Task: Find each line in the following listing that has the string "Exporter", then state the count and nothing else.

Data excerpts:
════

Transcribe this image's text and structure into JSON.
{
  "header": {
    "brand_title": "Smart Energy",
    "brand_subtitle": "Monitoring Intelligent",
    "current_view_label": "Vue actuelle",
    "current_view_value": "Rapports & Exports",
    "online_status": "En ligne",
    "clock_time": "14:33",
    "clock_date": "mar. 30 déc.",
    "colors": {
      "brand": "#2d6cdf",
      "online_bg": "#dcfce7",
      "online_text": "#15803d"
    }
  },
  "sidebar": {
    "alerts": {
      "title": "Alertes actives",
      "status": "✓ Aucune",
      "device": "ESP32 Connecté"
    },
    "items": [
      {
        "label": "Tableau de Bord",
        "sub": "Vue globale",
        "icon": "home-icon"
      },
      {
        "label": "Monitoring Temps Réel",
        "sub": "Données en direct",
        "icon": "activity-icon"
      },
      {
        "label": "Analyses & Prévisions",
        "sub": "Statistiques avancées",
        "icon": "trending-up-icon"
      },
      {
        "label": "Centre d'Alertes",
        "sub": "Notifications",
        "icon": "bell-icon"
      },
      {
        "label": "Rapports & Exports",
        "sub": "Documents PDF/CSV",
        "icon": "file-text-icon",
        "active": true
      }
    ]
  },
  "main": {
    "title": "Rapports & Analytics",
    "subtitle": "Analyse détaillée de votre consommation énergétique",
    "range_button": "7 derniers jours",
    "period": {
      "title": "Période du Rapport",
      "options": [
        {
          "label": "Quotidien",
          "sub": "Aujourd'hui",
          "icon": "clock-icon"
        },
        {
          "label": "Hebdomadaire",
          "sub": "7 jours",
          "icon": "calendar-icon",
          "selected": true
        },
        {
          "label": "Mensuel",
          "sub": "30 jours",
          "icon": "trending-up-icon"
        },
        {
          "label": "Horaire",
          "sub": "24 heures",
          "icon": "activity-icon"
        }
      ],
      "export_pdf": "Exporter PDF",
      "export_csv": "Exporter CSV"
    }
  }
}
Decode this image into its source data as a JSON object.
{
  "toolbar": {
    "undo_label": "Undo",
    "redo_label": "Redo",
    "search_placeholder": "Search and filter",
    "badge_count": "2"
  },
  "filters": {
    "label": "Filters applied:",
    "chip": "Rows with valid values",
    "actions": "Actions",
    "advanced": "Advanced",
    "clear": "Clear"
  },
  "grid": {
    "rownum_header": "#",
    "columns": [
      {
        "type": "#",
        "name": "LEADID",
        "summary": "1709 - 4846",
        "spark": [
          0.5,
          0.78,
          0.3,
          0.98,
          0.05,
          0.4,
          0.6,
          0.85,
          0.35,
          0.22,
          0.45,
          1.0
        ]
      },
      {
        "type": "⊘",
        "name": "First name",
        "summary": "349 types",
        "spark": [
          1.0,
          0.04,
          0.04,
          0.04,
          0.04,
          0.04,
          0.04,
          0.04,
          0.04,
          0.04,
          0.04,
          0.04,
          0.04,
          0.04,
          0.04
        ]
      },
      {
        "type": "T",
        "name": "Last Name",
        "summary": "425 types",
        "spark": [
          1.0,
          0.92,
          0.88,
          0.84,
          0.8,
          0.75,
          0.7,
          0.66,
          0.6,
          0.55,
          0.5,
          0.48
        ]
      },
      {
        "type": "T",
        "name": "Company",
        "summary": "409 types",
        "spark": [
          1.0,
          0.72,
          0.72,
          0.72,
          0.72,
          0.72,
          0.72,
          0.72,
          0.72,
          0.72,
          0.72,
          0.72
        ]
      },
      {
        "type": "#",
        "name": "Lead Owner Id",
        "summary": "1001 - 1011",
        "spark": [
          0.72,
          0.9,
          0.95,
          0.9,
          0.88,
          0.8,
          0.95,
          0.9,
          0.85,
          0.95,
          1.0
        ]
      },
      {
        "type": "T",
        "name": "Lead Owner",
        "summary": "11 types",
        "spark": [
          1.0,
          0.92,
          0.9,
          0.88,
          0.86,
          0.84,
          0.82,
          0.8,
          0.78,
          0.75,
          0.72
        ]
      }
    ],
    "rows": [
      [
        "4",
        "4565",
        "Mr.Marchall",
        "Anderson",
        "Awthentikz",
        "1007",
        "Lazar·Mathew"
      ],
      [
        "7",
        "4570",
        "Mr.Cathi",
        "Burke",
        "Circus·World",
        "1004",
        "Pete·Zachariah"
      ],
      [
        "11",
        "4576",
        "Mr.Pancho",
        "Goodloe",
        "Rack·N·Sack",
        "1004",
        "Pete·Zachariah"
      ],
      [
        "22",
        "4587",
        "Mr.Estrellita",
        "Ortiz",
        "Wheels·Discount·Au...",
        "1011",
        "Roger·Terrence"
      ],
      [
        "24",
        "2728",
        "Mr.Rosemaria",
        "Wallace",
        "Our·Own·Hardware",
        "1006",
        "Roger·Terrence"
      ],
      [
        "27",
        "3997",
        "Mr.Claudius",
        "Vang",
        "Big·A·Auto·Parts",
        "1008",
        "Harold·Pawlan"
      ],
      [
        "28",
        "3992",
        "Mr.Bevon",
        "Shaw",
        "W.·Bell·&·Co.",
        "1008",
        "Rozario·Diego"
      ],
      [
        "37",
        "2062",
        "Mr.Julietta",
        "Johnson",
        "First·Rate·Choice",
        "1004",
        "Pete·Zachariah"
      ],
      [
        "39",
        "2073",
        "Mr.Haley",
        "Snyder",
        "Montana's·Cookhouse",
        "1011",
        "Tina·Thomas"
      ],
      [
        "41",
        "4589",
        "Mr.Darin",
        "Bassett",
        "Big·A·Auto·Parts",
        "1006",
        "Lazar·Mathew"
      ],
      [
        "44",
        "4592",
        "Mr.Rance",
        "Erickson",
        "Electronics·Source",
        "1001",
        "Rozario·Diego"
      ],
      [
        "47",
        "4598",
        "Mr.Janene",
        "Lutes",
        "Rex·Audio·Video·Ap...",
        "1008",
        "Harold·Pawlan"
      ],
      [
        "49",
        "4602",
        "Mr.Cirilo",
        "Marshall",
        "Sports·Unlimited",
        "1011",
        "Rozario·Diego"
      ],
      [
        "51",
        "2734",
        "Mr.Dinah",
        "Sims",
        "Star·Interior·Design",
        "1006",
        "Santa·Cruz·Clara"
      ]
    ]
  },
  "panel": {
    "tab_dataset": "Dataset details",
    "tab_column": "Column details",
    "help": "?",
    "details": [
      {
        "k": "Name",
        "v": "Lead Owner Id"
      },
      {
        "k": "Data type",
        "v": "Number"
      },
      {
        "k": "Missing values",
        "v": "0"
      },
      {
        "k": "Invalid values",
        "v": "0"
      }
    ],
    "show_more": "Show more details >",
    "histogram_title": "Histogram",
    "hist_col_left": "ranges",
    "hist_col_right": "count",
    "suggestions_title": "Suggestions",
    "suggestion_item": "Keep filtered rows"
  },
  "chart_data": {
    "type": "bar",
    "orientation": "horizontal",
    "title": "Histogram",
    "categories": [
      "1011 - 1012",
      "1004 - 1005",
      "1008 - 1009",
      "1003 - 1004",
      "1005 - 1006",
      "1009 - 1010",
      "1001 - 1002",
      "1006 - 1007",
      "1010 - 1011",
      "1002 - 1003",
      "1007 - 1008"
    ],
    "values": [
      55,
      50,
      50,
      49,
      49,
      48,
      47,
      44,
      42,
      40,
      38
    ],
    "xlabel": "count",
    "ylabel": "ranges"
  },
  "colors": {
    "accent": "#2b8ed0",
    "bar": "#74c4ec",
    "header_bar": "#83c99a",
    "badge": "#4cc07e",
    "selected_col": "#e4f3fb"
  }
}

════

Exercise output: 2